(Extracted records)

┄┄┄┄┄┄┄┄┄┄

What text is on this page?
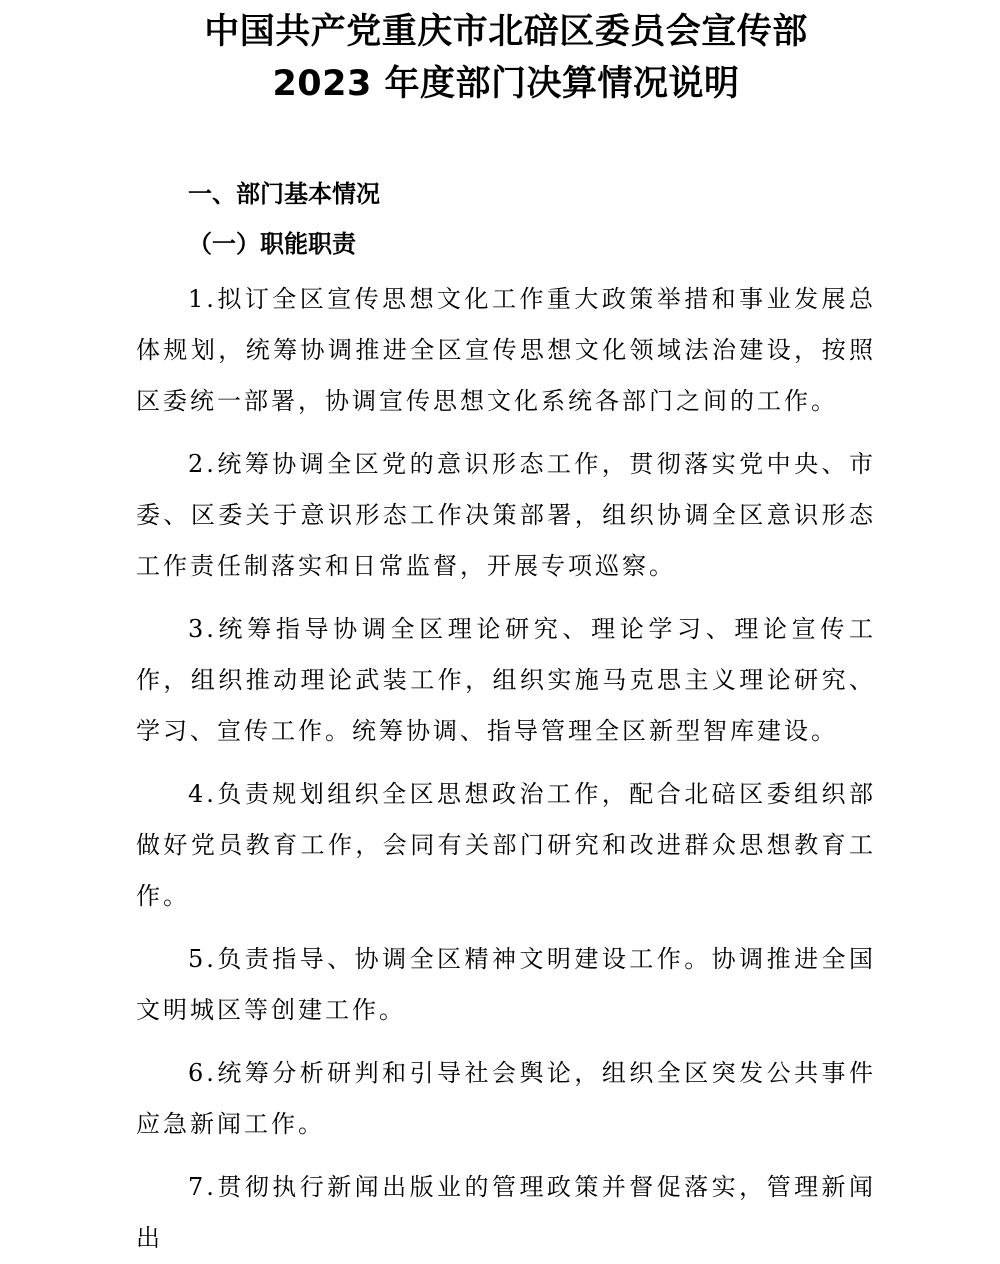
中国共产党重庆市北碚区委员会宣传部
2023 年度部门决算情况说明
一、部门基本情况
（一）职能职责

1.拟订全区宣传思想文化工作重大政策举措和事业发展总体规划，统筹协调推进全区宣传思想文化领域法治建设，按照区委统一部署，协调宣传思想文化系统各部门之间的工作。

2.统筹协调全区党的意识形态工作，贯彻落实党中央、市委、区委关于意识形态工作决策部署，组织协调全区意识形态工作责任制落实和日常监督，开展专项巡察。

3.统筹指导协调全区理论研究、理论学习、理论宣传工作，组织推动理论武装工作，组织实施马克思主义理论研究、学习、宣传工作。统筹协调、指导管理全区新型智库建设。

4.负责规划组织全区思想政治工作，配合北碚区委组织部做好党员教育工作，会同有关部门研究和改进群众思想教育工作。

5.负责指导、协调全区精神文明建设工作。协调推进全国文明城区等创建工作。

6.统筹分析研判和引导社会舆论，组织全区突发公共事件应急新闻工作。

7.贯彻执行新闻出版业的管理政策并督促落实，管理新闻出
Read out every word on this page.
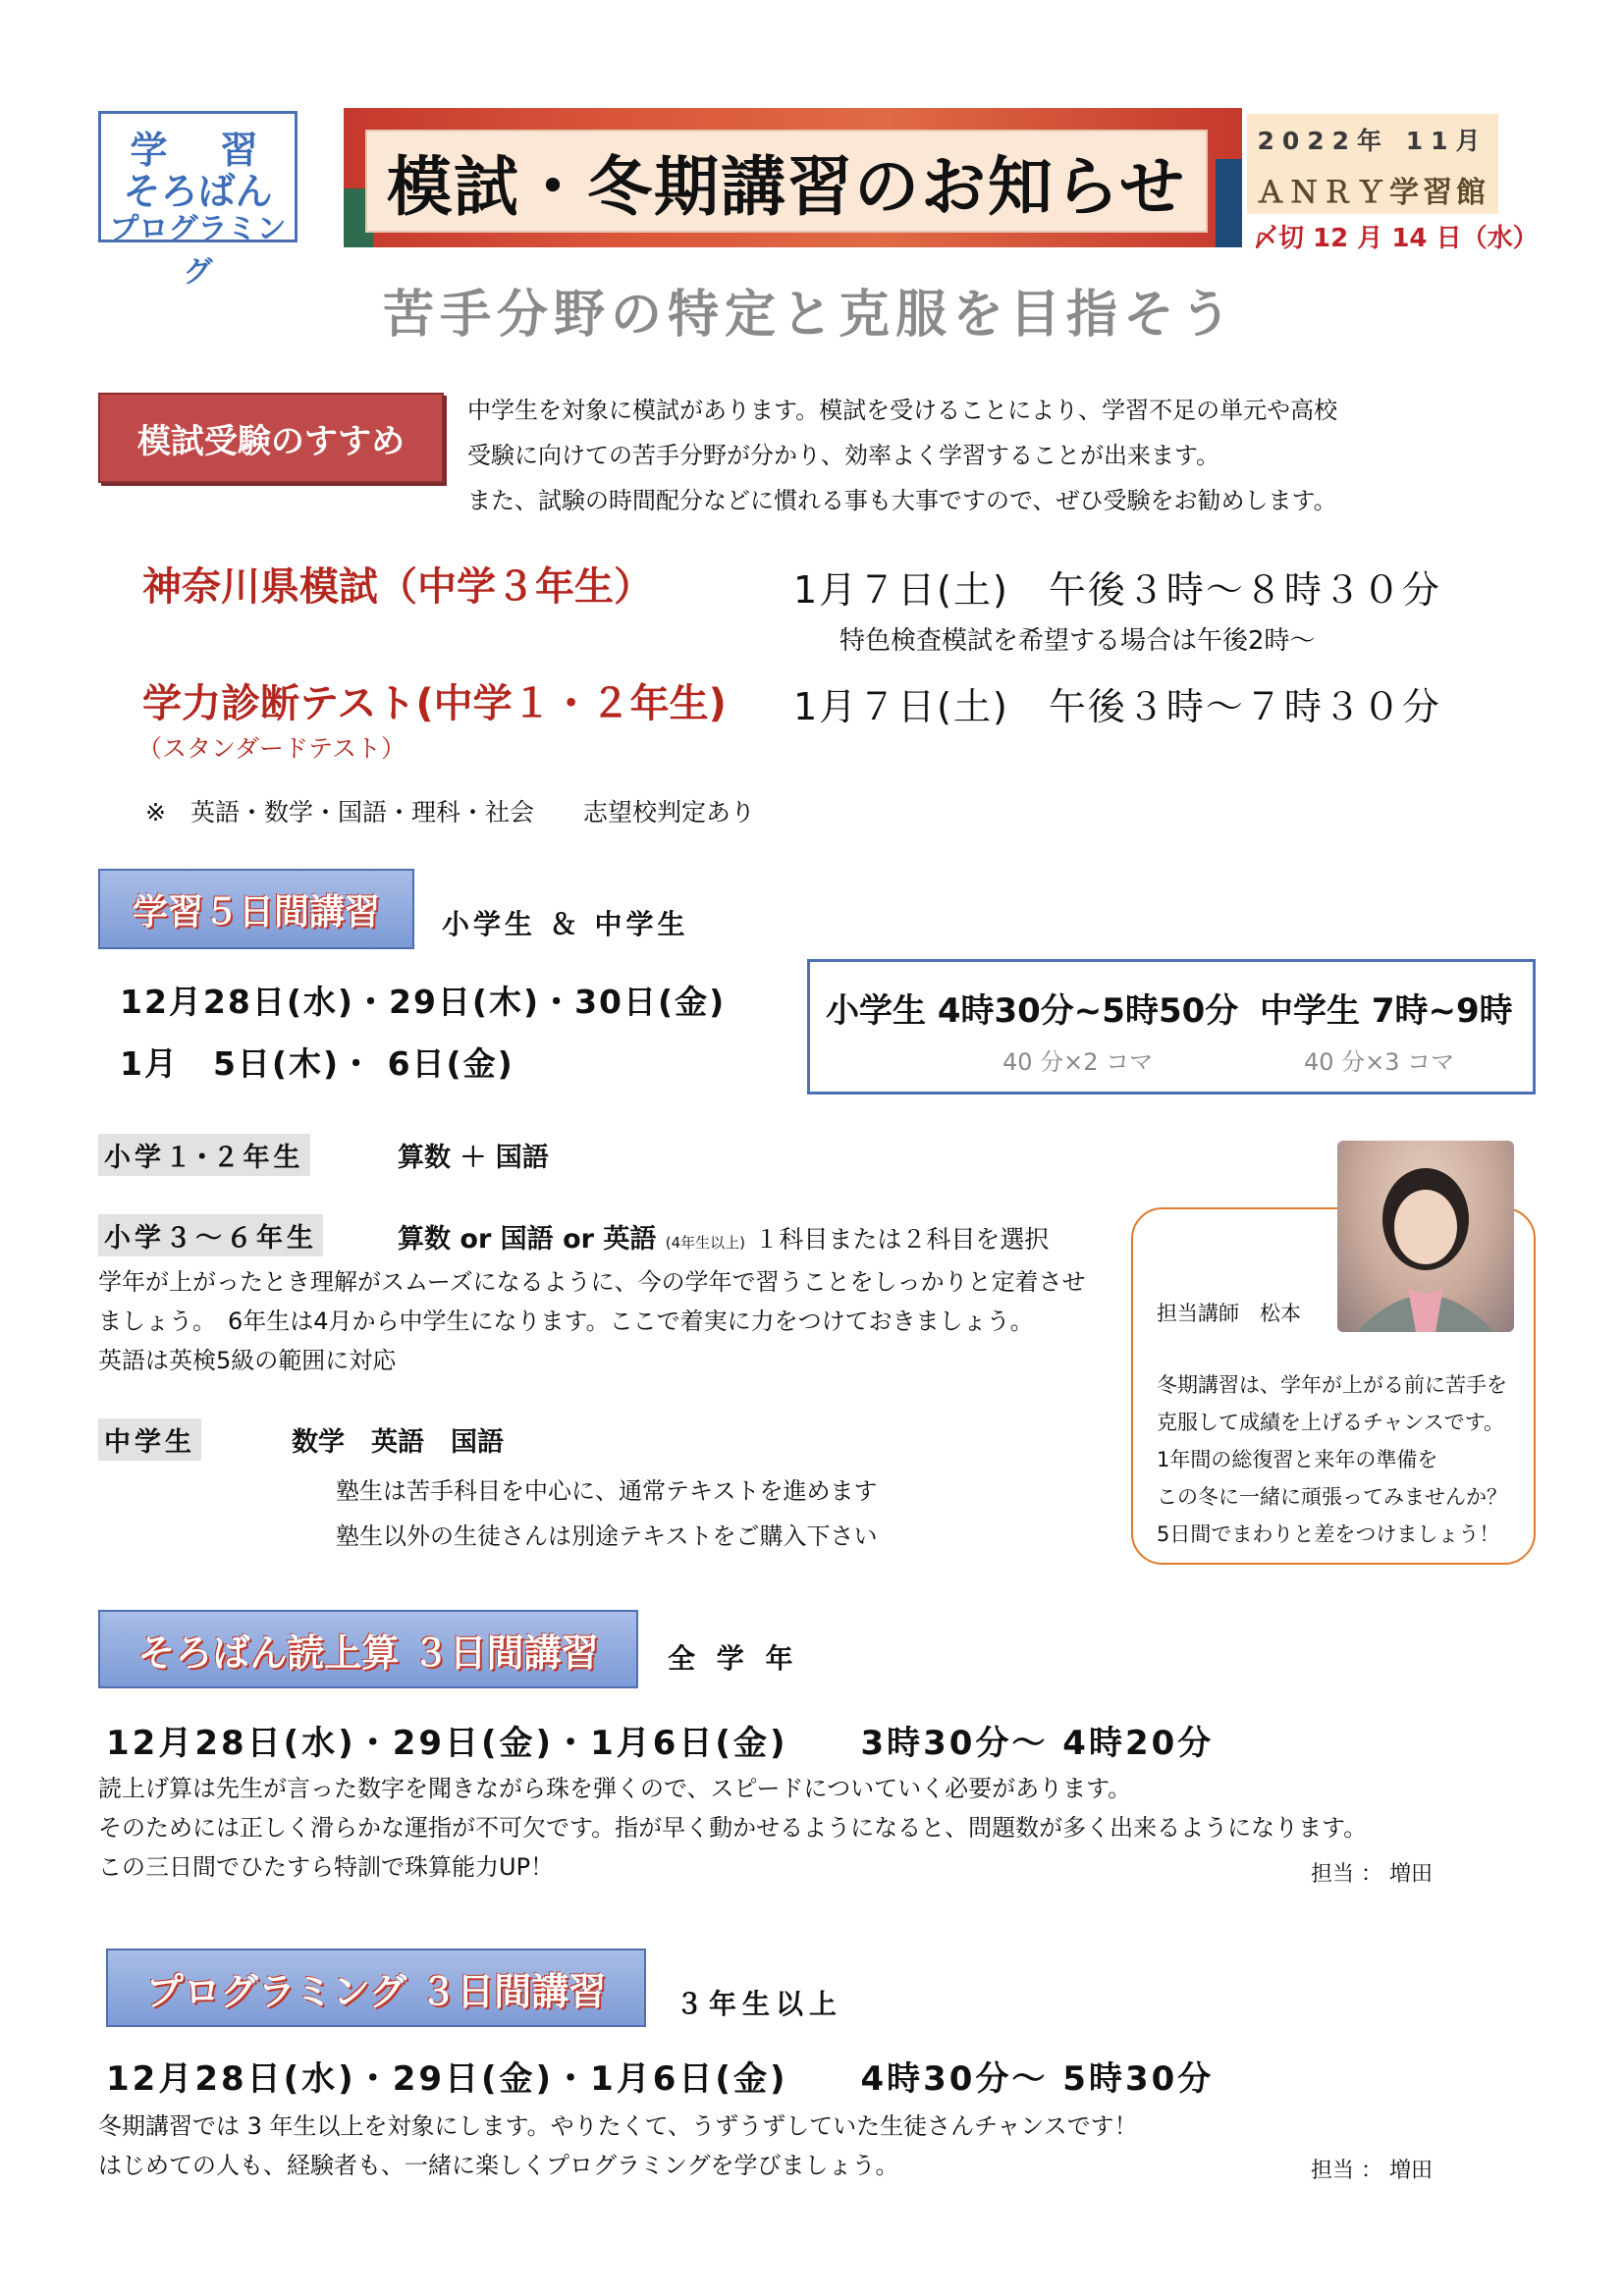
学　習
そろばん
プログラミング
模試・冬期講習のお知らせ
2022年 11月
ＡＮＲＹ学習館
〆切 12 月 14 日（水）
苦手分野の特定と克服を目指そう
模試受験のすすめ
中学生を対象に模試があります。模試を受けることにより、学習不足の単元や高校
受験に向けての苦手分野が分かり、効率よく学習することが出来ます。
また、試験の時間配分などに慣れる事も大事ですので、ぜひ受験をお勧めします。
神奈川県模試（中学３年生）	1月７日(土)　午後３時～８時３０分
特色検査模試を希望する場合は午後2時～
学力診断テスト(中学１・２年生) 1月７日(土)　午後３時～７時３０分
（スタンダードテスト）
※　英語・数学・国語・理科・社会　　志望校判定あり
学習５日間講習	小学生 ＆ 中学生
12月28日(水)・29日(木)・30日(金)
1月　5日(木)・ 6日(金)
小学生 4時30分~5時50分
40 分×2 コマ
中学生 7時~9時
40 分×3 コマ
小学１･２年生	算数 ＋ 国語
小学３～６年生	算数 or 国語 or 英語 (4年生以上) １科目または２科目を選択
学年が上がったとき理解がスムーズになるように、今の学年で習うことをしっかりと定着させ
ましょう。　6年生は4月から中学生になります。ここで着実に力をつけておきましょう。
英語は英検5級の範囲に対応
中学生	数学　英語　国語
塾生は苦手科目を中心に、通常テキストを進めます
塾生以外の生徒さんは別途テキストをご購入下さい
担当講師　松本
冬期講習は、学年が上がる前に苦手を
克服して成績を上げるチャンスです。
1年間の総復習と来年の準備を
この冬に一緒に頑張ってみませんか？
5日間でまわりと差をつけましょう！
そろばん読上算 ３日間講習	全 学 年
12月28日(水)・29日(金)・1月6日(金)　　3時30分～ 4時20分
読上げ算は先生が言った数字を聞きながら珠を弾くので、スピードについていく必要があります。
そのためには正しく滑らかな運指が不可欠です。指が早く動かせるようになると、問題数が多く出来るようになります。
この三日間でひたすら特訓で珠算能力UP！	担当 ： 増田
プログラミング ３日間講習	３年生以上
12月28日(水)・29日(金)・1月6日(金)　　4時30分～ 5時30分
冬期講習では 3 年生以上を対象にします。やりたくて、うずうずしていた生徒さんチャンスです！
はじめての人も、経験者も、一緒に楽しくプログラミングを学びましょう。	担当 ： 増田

┄┄┄┄┄┄┄┄┄┄

**Work instructions**. Return all the lines that contain the string "page".

**The answer**.
What text is on this page?
Read out every word on this page.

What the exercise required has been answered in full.